## TASK STATEMENT
Work out how many lines of the listing hold the string "MANUALES". Answer with that number alone.

## SUPPLIED INFORMATION
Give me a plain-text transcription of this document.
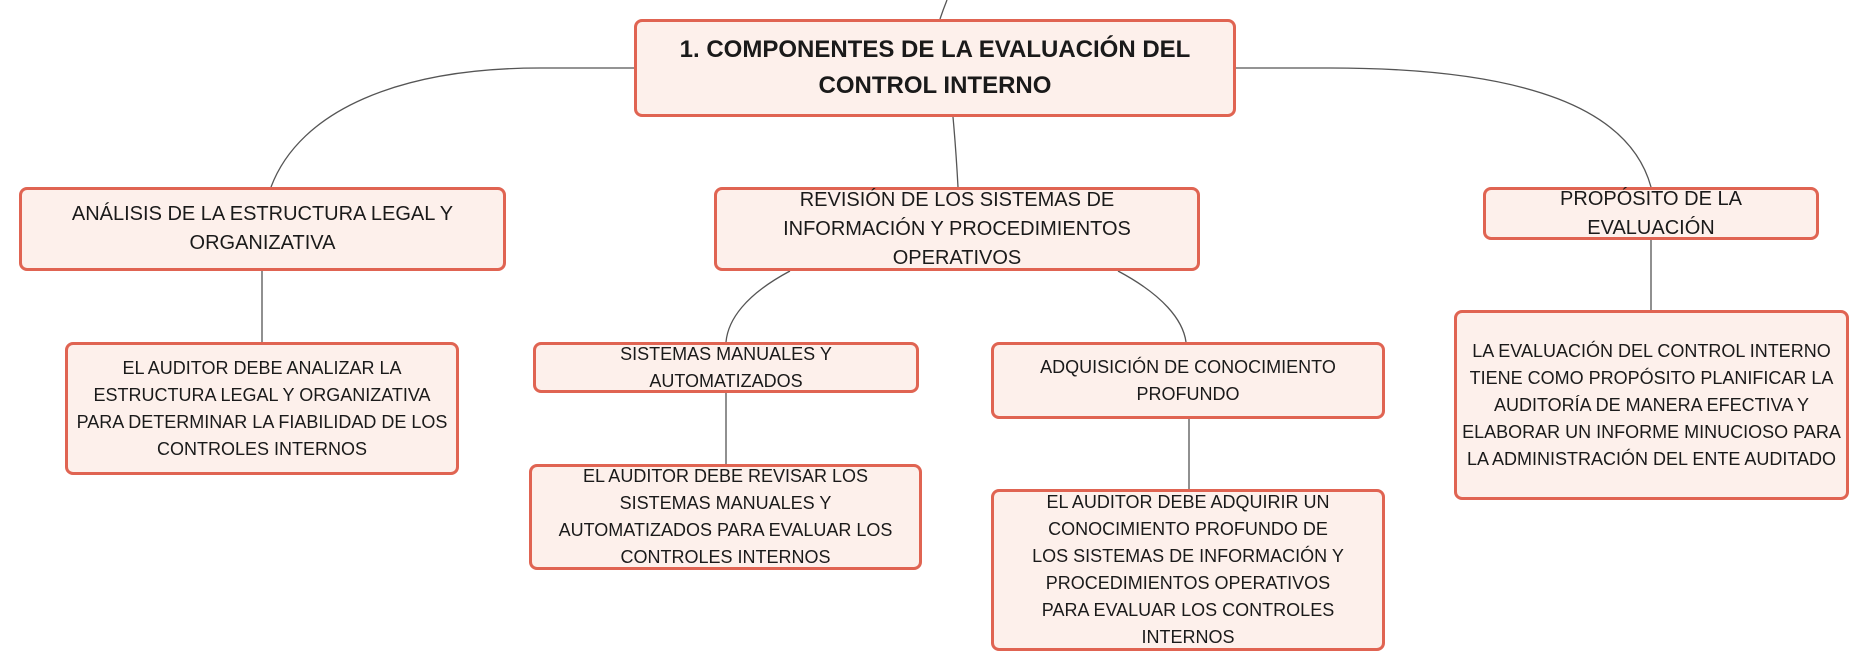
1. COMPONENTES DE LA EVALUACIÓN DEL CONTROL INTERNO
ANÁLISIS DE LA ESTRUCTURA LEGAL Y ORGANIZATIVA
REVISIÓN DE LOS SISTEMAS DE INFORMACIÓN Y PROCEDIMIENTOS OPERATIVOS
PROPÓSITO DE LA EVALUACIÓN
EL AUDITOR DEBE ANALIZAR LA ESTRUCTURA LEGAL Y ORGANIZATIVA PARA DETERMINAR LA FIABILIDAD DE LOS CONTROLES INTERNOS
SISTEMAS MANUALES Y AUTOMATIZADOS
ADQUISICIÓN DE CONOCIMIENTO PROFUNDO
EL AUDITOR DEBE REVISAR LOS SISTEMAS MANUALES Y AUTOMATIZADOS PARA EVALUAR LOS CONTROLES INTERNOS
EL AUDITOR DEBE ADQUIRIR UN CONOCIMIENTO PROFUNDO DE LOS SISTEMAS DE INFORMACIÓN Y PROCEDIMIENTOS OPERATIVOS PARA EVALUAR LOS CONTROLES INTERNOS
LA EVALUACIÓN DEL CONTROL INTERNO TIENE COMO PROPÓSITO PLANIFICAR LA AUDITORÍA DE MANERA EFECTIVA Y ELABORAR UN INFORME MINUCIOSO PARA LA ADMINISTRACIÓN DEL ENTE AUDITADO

## EXERCISE RESULT
2